▶ Work to be completed: Transcribe the records below exactly.

- - - -

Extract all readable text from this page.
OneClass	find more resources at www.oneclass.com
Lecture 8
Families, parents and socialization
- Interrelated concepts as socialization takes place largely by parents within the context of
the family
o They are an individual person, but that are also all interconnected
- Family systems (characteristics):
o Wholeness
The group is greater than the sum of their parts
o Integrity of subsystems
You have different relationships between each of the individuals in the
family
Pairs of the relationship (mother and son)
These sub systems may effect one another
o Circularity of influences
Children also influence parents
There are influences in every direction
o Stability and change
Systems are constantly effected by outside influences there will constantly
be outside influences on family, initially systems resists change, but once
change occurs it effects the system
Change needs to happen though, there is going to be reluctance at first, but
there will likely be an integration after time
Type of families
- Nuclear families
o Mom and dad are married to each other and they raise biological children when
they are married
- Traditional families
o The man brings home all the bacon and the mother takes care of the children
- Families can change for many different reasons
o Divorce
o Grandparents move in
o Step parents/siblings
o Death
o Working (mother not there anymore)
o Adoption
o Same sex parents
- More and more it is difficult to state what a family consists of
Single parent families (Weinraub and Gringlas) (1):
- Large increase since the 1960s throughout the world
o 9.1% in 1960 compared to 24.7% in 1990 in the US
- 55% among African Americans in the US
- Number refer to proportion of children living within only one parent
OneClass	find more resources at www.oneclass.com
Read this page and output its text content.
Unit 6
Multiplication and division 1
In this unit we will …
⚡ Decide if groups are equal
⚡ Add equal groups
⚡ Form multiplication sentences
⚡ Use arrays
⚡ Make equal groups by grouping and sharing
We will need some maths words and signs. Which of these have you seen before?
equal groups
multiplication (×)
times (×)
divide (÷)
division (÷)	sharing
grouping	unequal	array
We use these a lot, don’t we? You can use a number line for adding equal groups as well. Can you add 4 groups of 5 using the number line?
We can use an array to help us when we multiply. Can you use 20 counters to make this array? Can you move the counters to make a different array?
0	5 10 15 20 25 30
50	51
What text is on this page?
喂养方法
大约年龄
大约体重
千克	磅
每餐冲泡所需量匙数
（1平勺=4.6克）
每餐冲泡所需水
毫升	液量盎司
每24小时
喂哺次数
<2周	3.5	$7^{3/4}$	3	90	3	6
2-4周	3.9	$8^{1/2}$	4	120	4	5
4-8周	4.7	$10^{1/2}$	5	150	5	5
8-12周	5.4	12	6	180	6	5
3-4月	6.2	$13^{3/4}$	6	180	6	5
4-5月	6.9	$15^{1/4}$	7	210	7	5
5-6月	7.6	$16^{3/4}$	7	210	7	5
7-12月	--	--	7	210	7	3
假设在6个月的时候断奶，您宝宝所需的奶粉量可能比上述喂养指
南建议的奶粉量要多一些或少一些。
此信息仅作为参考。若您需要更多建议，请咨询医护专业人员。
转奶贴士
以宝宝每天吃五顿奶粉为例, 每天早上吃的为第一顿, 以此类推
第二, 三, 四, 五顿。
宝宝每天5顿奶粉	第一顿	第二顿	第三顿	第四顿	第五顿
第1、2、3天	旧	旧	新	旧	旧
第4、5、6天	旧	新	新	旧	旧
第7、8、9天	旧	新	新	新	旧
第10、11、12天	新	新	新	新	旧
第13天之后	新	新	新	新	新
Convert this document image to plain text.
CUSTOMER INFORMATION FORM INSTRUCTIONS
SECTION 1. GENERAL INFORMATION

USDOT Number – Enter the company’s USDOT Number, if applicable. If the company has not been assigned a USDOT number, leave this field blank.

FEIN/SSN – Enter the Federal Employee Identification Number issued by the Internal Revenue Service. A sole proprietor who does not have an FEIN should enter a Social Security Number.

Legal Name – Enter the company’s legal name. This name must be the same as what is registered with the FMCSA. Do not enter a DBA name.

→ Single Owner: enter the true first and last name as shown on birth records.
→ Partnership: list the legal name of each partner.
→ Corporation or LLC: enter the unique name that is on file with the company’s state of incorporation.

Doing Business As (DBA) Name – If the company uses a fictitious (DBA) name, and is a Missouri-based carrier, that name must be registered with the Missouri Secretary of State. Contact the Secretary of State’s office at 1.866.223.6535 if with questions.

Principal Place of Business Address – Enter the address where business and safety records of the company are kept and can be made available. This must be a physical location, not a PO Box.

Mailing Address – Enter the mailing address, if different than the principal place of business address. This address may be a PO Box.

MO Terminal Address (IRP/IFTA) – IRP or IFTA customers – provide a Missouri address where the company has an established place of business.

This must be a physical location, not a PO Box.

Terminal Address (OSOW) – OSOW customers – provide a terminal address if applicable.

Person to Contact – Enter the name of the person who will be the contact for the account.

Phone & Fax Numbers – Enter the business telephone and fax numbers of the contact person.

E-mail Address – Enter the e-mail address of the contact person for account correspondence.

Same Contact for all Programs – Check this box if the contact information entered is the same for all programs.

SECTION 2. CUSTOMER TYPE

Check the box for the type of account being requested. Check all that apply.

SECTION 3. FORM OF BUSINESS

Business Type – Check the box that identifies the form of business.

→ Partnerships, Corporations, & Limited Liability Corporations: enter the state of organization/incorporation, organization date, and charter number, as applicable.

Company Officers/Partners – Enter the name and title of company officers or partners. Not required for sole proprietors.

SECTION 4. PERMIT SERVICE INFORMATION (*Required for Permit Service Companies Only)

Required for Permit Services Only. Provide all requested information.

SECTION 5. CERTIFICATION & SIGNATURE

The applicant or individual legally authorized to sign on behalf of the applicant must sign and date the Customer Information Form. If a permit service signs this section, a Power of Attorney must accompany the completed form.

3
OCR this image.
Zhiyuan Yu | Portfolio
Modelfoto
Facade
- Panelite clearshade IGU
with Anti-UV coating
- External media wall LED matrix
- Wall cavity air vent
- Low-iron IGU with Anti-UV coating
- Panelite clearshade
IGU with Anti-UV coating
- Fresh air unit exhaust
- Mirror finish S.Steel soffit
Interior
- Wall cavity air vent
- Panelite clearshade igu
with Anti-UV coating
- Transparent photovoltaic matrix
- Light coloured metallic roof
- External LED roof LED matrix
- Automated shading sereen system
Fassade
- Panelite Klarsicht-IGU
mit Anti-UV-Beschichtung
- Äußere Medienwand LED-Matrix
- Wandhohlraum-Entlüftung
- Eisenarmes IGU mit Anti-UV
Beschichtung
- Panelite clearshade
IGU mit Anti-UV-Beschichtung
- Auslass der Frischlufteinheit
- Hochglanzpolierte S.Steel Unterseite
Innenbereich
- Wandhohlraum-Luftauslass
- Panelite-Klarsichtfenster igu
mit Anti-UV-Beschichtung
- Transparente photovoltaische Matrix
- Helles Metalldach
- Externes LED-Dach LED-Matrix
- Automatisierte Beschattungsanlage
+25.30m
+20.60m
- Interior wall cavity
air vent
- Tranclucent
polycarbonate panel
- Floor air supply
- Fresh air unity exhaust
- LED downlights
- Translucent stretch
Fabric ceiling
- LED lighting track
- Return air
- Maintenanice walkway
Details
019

- - - -

▶ Response to this task:
Extract all readable text from this page.
OneClass	find more resources at www.oneclass.com
Lecture 8
Families, parents and socialization
- Interrelated concepts as socialization takes place largely by parents within the context of
the family
o They are an individual person, but that are also all interconnected
- Family systems (characteristics):
o Wholeness
The group is greater than the sum of their parts
o Integrity of subsystems
You have different relationships between each of the individuals in the
family
Pairs of the relationship (mother and son)
These sub systems may effect one another
o Circularity of influences
Children also influence parents
There are influences in every direction
o Stability and change
Systems are constantly effected by outside influences there will constantly
be outside influences on family, initially systems resists change, but once
change occurs it effects the system
Change needs to happen though, there is going to be reluctance at first, but
there will likely be an integration after time
Type of families
- Nuclear families
o Mom and dad are married to each other and they raise biological children when
they are married
- Traditional families
o The man brings home all the bacon and the mother takes care of the children
- Families can change for many different reasons
o Divorce
o Grandparents move in
o Step parents/siblings
o Death
o Working (mother not there anymore)
o Adoption
o Same sex parents
- More and more it is difficult to state what a family consists of
Single parent families (Weinraub and Gringlas) (1):
- Large increase since the 1960s throughout the world
o 9.1% in 1960 compared to 24.7% in 1990 in the US
- 55% among African Americans in the US
- Number refer to proportion of children living within only one parent
OneClass	find more resources at www.oneclass.com
Read this page and output its text content.
Unit 6
Multiplication and division 1
In this unit we will …
⚡ Decide if groups are equal
⚡ Add equal groups
⚡ Form multiplication sentences
⚡ Use arrays
⚡ Make equal groups by grouping and sharing
We will need some maths words and signs. Which of these have you seen before?
equal groups
multiplication (×)
times (×)
divide (÷)
division (÷)	sharing
grouping	unequal	array
We use these a lot, don’t we? You can use a number line for adding equal groups as well. Can you add 4 groups of 5 using the number line?
We can use an array to help us when we multiply. Can you use 20 counters to make this array? Can you move the counters to make a different array?
0	5 10 15 20 25 30
50	51
What text is on this page?
喂养方法
大约年龄
大约体重
千克	磅
每餐冲泡所需量匙数
（1平勺=4.6克）
每餐冲泡所需水
毫升	液量盎司
每24小时
喂哺次数
<2周	3.5	$7^{3/4}$	3	90	3	6
2-4周	3.9	$8^{1/2}$	4	120	4	5
4-8周	4.7	$10^{1/2}$	5	150	5	5
8-12周	5.4	12	6	180	6	5
3-4月	6.2	$13^{3/4}$	6	180	6	5
4-5月	6.9	$15^{1/4}$	7	210	7	5
5-6月	7.6	$16^{3/4}$	7	210	7	5
7-12月	--	--	7	210	7	3
假设在6个月的时候断奶，您宝宝所需的奶粉量可能比上述喂养指
南建议的奶粉量要多一些或少一些。
此信息仅作为参考。若您需要更多建议，请咨询医护专业人员。
转奶贴士
以宝宝每天吃五顿奶粉为例, 每天早上吃的为第一顿, 以此类推
第二, 三, 四, 五顿。
宝宝每天5顿奶粉	第一顿	第二顿	第三顿	第四顿	第五顿
第1、2、3天	旧	旧	新	旧	旧
第4、5、6天	旧	新	新	旧	旧
第7、8、9天	旧	新	新	新	旧
第10、11、12天	新	新	新	新	旧
第13天之后	新	新	新	新	新
Convert this document image to plain text.
CUSTOMER INFORMATION FORM INSTRUCTIONS
SECTION 1. GENERAL INFORMATION

USDOT Number – Enter the company’s USDOT Number, if applicable. If the company has not been assigned a USDOT number, leave this field blank.

FEIN/SSN – Enter the Federal Employee Identification Number issued by the Internal Revenue Service. A sole proprietor who does not have an FEIN should enter a Social Security Number.

Legal Name – Enter the company’s legal name. This name must be the same as what is registered with the FMCSA. Do not enter a DBA name.

→ Single Owner: enter the true first and last name as shown on birth records.
→ Partnership: list the legal name of each partner.
→ Corporation or LLC: enter the unique name that is on file with the company’s state of incorporation.

Doing Business As (DBA) Name – If the company uses a fictitious (DBA) name, and is a Missouri-based carrier, that name must be registered with the Missouri Secretary of State. Contact the Secretary of State’s office at 1.866.223.6535 if with questions.

Principal Place of Business Address – Enter the address where business and safety records of the company are kept and can be made available. This must be a physical location, not a PO Box.

Mailing Address – Enter the mailing address, if different than the principal place of business address. This address may be a PO Box.

MO Terminal Address (IRP/IFTA) – IRP or IFTA customers – provide a Missouri address where the company has an established place of business.

This must be a physical location, not a PO Box.

Terminal Address (OSOW) – OSOW customers – provide a terminal address if applicable.

Person to Contact – Enter the name of the person who will be the contact for the account.

Phone & Fax Numbers – Enter the business telephone and fax numbers of the contact person.

E-mail Address – Enter the e-mail address of the contact person for account correspondence.

Same Contact for all Programs – Check this box if the contact information entered is the same for all programs.

SECTION 2. CUSTOMER TYPE

Check the box for the type of account being requested. Check all that apply.

SECTION 3. FORM OF BUSINESS

Business Type – Check the box that identifies the form of business.

→ Partnerships, Corporations, & Limited Liability Corporations: enter the state of organization/incorporation, organization date, and charter number, as applicable.

Company Officers/Partners – Enter the name and title of company officers or partners. Not required for sole proprietors.

SECTION 4. PERMIT SERVICE INFORMATION (*Required for Permit Service Companies Only)

Required for Permit Services Only. Provide all requested information.

SECTION 5. CERTIFICATION & SIGNATURE

The applicant or individual legally authorized to sign on behalf of the applicant must sign and date the Customer Information Form. If a permit service signs this section, a Power of Attorney must accompany the completed form.

3
OCR this image.
Zhiyuan Yu | Portfolio
Modelfoto
Facade
- Panelite clearshade IGU
with Anti-UV coating
- External media wall LED matrix
- Wall cavity air vent
- Low-iron IGU with Anti-UV coating
- Panelite clearshade
IGU with Anti-UV coating
- Fresh air unit exhaust
- Mirror finish S.Steel soffit
Interior
- Wall cavity air vent
- Panelite clearshade igu
with Anti-UV coating
- Transparent photovoltaic matrix
- Light coloured metallic roof
- External LED roof LED matrix
- Automated shading sereen system
Fassade
- Panelite Klarsicht-IGU
mit Anti-UV-Beschichtung
- Äußere Medienwand LED-Matrix
- Wandhohlraum-Entlüftung
- Eisenarmes IGU mit Anti-UV
Beschichtung
- Panelite clearshade
IGU mit Anti-UV-Beschichtung
- Auslass der Frischlufteinheit
- Hochglanzpolierte S.Steel Unterseite
Innenbereich
- Wandhohlraum-Luftauslass
- Panelite-Klarsichtfenster igu
mit Anti-UV-Beschichtung
- Transparente photovoltaische Matrix
- Helles Metalldach
- Externes LED-Dach LED-Matrix
- Automatisierte Beschattungsanlage
+25.30m
+20.60m
- Interior wall cavity
air vent
- Tranclucent
polycarbonate panel
- Floor air supply
- Fresh air unity exhaust
- LED downlights
- Translucent stretch
Fabric ceiling
- LED lighting track
- Return air
- Maintenanice walkway
Details
019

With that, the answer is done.